- **Exercise**: Without the pictures, output the records below word for word.

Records
* * * *

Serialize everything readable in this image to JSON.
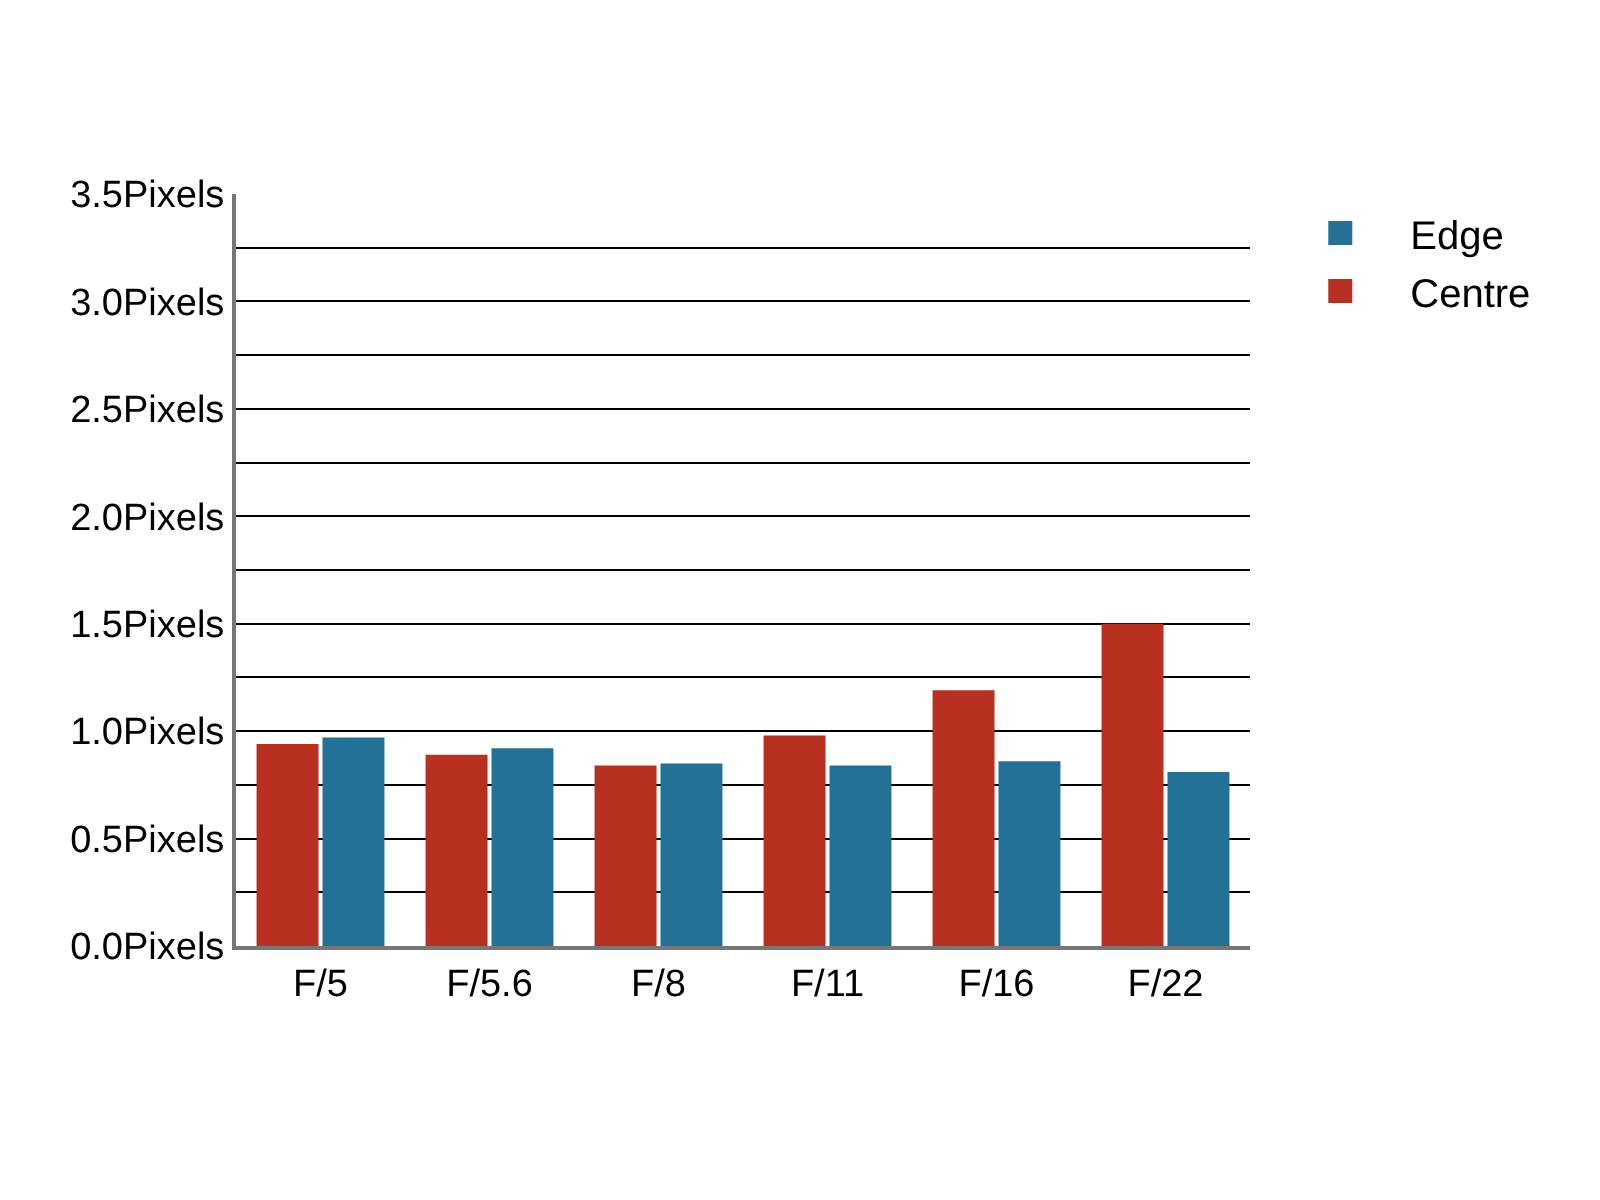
{
  "chart_data": {
    "type": "bar",
    "categories": [
      "F/5",
      "F/5.6",
      "F/8",
      "F/11",
      "F/16",
      "F/22"
    ],
    "series": [
      {
        "name": "Centre",
        "color": "#b8301f",
        "values": [
          0.94,
          0.89,
          0.84,
          0.98,
          1.19,
          1.5
        ]
      },
      {
        "name": "Edge",
        "color": "#237196",
        "values": [
          0.97,
          0.92,
          0.85,
          0.84,
          0.86,
          0.81
        ]
      }
    ],
    "ylim": [
      0,
      3.5
    ],
    "yticks": [
      {
        "value": 0,
        "label": "0.0Pixels"
      },
      {
        "value": 0.25,
        "label": null
      },
      {
        "value": 0.5,
        "label": "0.5Pixels"
      },
      {
        "value": 0.75,
        "label": null
      },
      {
        "value": 1.0,
        "label": "1.0Pixels"
      },
      {
        "value": 1.25,
        "label": null
      },
      {
        "value": 1.5,
        "label": "1.5Pixels"
      },
      {
        "value": 1.75,
        "label": null
      },
      {
        "value": 2.0,
        "label": "2.0Pixels"
      },
      {
        "value": 2.25,
        "label": null
      },
      {
        "value": 2.5,
        "label": "2.5Pixels"
      },
      {
        "value": 2.75,
        "label": null
      },
      {
        "value": 3.0,
        "label": "3.0Pixels"
      },
      {
        "value": 3.25,
        "label": null
      },
      {
        "value": 3.5,
        "label": "3.5Pixels"
      }
    ],
    "grid": "y",
    "legend": "top right"
  }
}
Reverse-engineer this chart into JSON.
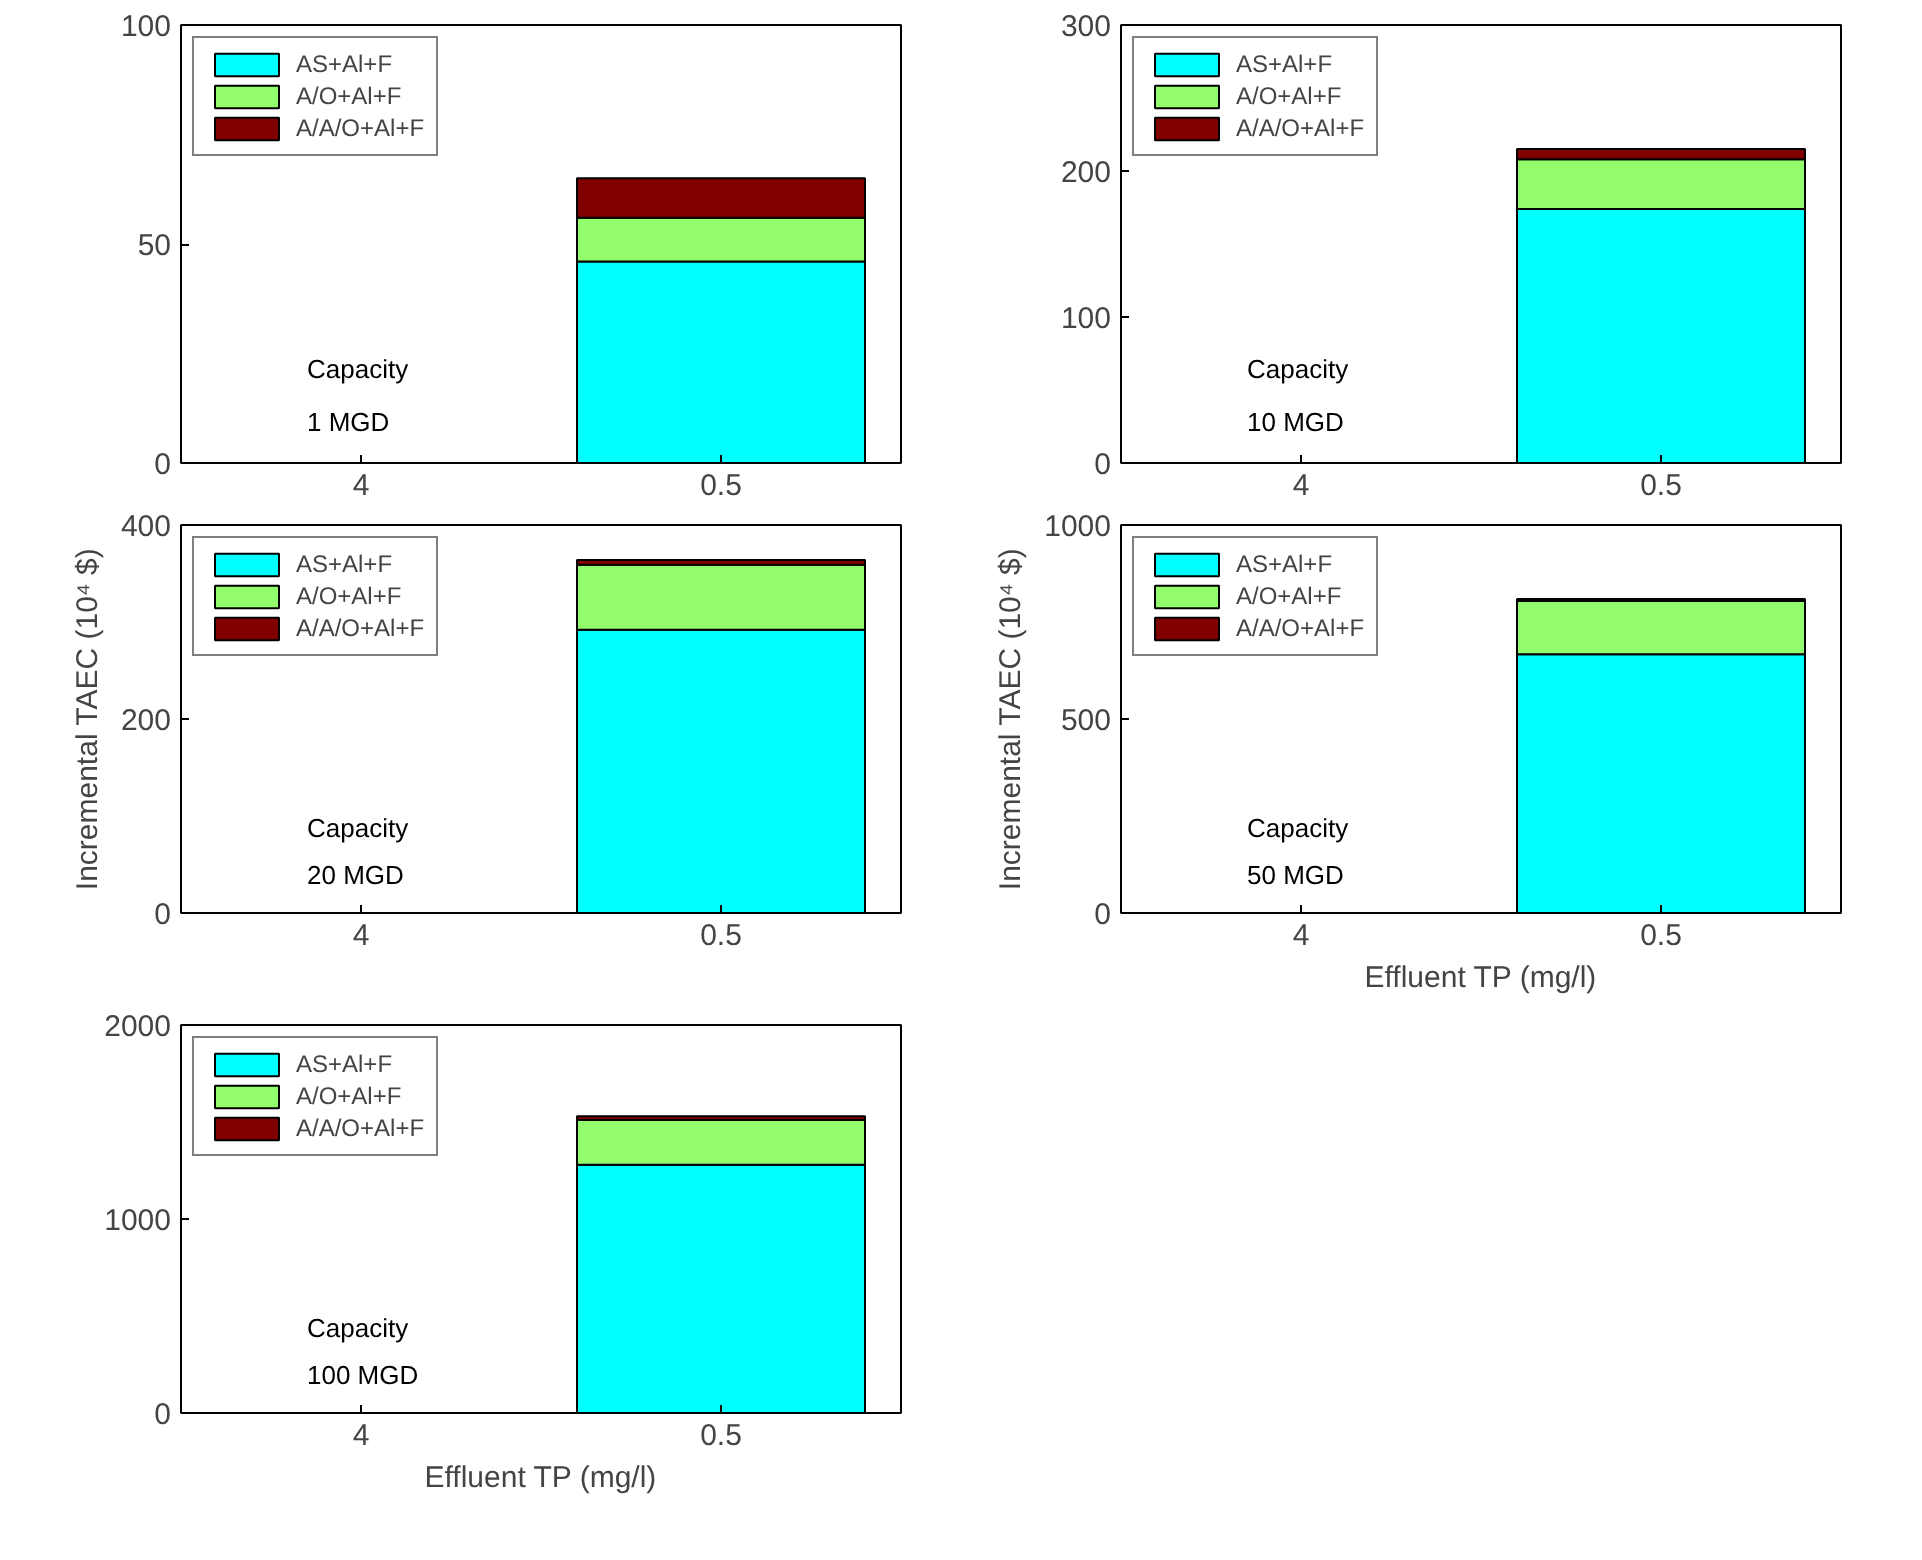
{
  "chart_data": [
    {
      "type": "bar",
      "stacked": true,
      "categories": [
        "4",
        "0.5"
      ],
      "ylim": [
        0,
        100
      ],
      "yticks": [
        0,
        50,
        100
      ],
      "grid": false,
      "legend": "top left",
      "annotations": [
        "Capacity",
        "1 MGD"
      ],
      "series": [
        {
          "name": "AS+Al+F",
          "color": "#00ffff",
          "values": [
            null,
            46
          ]
        },
        {
          "name": "A/O+Al+F",
          "color": "#92fc6c",
          "values": [
            null,
            10
          ]
        },
        {
          "name": "A/A/O+Al+F",
          "color": "#800000",
          "values": [
            null,
            9
          ]
        }
      ]
    },
    {
      "type": "bar",
      "stacked": true,
      "categories": [
        "4",
        "0.5"
      ],
      "ylim": [
        0,
        300
      ],
      "yticks": [
        0,
        100,
        200,
        300
      ],
      "grid": false,
      "legend": "top left",
      "annotations": [
        "Capacity",
        "10 MGD"
      ],
      "series": [
        {
          "name": "AS+Al+F",
          "color": "#00ffff",
          "values": [
            null,
            174
          ]
        },
        {
          "name": "A/O+Al+F",
          "color": "#92fc6c",
          "values": [
            null,
            34
          ]
        },
        {
          "name": "A/A/O+Al+F",
          "color": "#800000",
          "values": [
            null,
            7
          ]
        }
      ]
    },
    {
      "type": "bar",
      "stacked": true,
      "categories": [
        "4",
        "0.5"
      ],
      "ylim": [
        0,
        400
      ],
      "yticks": [
        0,
        200,
        400
      ],
      "grid": false,
      "legend": "top left",
      "ylabel": "Incremental TAEC (10⁴ $)",
      "annotations": [
        "Capacity",
        "20 MGD"
      ],
      "series": [
        {
          "name": "AS+Al+F",
          "color": "#00ffff",
          "values": [
            null,
            292
          ]
        },
        {
          "name": "A/O+Al+F",
          "color": "#92fc6c",
          "values": [
            null,
            67
          ]
        },
        {
          "name": "A/A/O+Al+F",
          "color": "#800000",
          "values": [
            null,
            5
          ]
        }
      ]
    },
    {
      "type": "bar",
      "stacked": true,
      "categories": [
        "4",
        "0.5"
      ],
      "ylim": [
        0,
        1000
      ],
      "yticks": [
        0,
        500,
        1000
      ],
      "grid": false,
      "legend": "top left",
      "ylabel": "Incremental TAEC (10⁴ $)",
      "xlabel": "Effluent TP (mg/l)",
      "annotations": [
        "Capacity",
        "50 MGD"
      ],
      "series": [
        {
          "name": "AS+Al+F",
          "color": "#00ffff",
          "values": [
            null,
            667
          ]
        },
        {
          "name": "A/O+Al+F",
          "color": "#92fc6c",
          "values": [
            null,
            137
          ]
        },
        {
          "name": "A/A/O+Al+F",
          "color": "#800000",
          "values": [
            null,
            5
          ]
        }
      ]
    },
    {
      "type": "bar",
      "stacked": true,
      "categories": [
        "4",
        "0.5"
      ],
      "ylim": [
        0,
        2000
      ],
      "yticks": [
        0,
        1000,
        2000
      ],
      "grid": false,
      "legend": "top left",
      "xlabel": "Effluent TP (mg/l)",
      "annotations": [
        "Capacity",
        "100 MGD"
      ],
      "series": [
        {
          "name": "AS+Al+F",
          "color": "#00ffff",
          "values": [
            null,
            1280
          ]
        },
        {
          "name": "A/O+Al+F",
          "color": "#92fc6c",
          "values": [
            null,
            230
          ]
        },
        {
          "name": "A/A/O+Al+F",
          "color": "#800000",
          "values": [
            null,
            20
          ]
        }
      ]
    }
  ]
}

* * * *

- **Finished task**:
Serialize everything readable in this image to JSON.
{
  "chart_data": {
    "type": "bar",
    "categories": [
      "F/5",
      "F/5.6",
      "F/8",
      "F/11",
      "F/16",
      "F/22"
    ],
    "series": [
      {
        "name": "Centre",
        "color": "#b8301f",
        "values": [
          0.94,
          0.89,
          0.84,
          0.98,
          1.19,
          1.5
        ]
      },
      {
        "name": "Edge",
        "color": "#237196",
        "values": [
          0.97,
          0.92,
          0.85,
          0.84,
          0.86,
          0.81
        ]
      }
    ],
    "ylim": [
      0,
      3.5
    ],
    "yticks": [
      {
        "value": 0,
        "label": "0.0Pixels"
      },
      {
        "value": 0.25,
        "label": null
      },
      {
        "value": 0.5,
        "label": "0.5Pixels"
      },
      {
        "value": 0.75,
        "label": null
      },
      {
        "value": 1.0,
        "label": "1.0Pixels"
      },
      {
        "value": 1.25,
        "label": null
      },
      {
        "value": 1.5,
        "label": "1.5Pixels"
      },
      {
        "value": 1.75,
        "label": null
      },
      {
        "value": 2.0,
        "label": "2.0Pixels"
      },
      {
        "value": 2.25,
        "label": null
      },
      {
        "value": 2.5,
        "label": "2.5Pixels"
      },
      {
        "value": 2.75,
        "label": null
      },
      {
        "value": 3.0,
        "label": "3.0Pixels"
      },
      {
        "value": 3.25,
        "label": null
      },
      {
        "value": 3.5,
        "label": "3.5Pixels"
      }
    ],
    "grid": "y",
    "legend": "top right"
  }
}
Reverse-engineer this chart into JSON.
{
  "chart_data": [
    {
      "type": "bar",
      "stacked": true,
      "categories": [
        "4",
        "0.5"
      ],
      "ylim": [
        0,
        100
      ],
      "yticks": [
        0,
        50,
        100
      ],
      "grid": false,
      "legend": "top left",
      "annotations": [
        "Capacity",
        "1 MGD"
      ],
      "series": [
        {
          "name": "AS+Al+F",
          "color": "#00ffff",
          "values": [
            null,
            46
          ]
        },
        {
          "name": "A/O+Al+F",
          "color": "#92fc6c",
          "values": [
            null,
            10
          ]
        },
        {
          "name": "A/A/O+Al+F",
          "color": "#800000",
          "values": [
            null,
            9
          ]
        }
      ]
    },
    {
      "type": "bar",
      "stacked": true,
      "categories": [
        "4",
        "0.5"
      ],
      "ylim": [
        0,
        300
      ],
      "yticks": [
        0,
        100,
        200,
        300
      ],
      "grid": false,
      "legend": "top left",
      "annotations": [
        "Capacity",
        "10 MGD"
      ],
      "series": [
        {
          "name": "AS+Al+F",
          "color": "#00ffff",
          "values": [
            null,
            174
          ]
        },
        {
          "name": "A/O+Al+F",
          "color": "#92fc6c",
          "values": [
            null,
            34
          ]
        },
        {
          "name": "A/A/O+Al+F",
          "color": "#800000",
          "values": [
            null,
            7
          ]
        }
      ]
    },
    {
      "type": "bar",
      "stacked": true,
      "categories": [
        "4",
        "0.5"
      ],
      "ylim": [
        0,
        400
      ],
      "yticks": [
        0,
        200,
        400
      ],
      "grid": false,
      "legend": "top left",
      "ylabel": "Incremental TAEC (10⁴ $)",
      "annotations": [
        "Capacity",
        "20 MGD"
      ],
      "series": [
        {
          "name": "AS+Al+F",
          "color": "#00ffff",
          "values": [
            null,
            292
          ]
        },
        {
          "name": "A/O+Al+F",
          "color": "#92fc6c",
          "values": [
            null,
            67
          ]
        },
        {
          "name": "A/A/O+Al+F",
          "color": "#800000",
          "values": [
            null,
            5
          ]
        }
      ]
    },
    {
      "type": "bar",
      "stacked": true,
      "categories": [
        "4",
        "0.5"
      ],
      "ylim": [
        0,
        1000
      ],
      "yticks": [
        0,
        500,
        1000
      ],
      "grid": false,
      "legend": "top left",
      "ylabel": "Incremental TAEC (10⁴ $)",
      "xlabel": "Effluent TP (mg/l)",
      "annotations": [
        "Capacity",
        "50 MGD"
      ],
      "series": [
        {
          "name": "AS+Al+F",
          "color": "#00ffff",
          "values": [
            null,
            667
          ]
        },
        {
          "name": "A/O+Al+F",
          "color": "#92fc6c",
          "values": [
            null,
            137
          ]
        },
        {
          "name": "A/A/O+Al+F",
          "color": "#800000",
          "values": [
            null,
            5
          ]
        }
      ]
    },
    {
      "type": "bar",
      "stacked": true,
      "categories": [
        "4",
        "0.5"
      ],
      "ylim": [
        0,
        2000
      ],
      "yticks": [
        0,
        1000,
        2000
      ],
      "grid": false,
      "legend": "top left",
      "xlabel": "Effluent TP (mg/l)",
      "annotations": [
        "Capacity",
        "100 MGD"
      ],
      "series": [
        {
          "name": "AS+Al+F",
          "color": "#00ffff",
          "values": [
            null,
            1280
          ]
        },
        {
          "name": "A/O+Al+F",
          "color": "#92fc6c",
          "values": [
            null,
            230
          ]
        },
        {
          "name": "A/A/O+Al+F",
          "color": "#800000",
          "values": [
            null,
            20
          ]
        }
      ]
    }
  ]
}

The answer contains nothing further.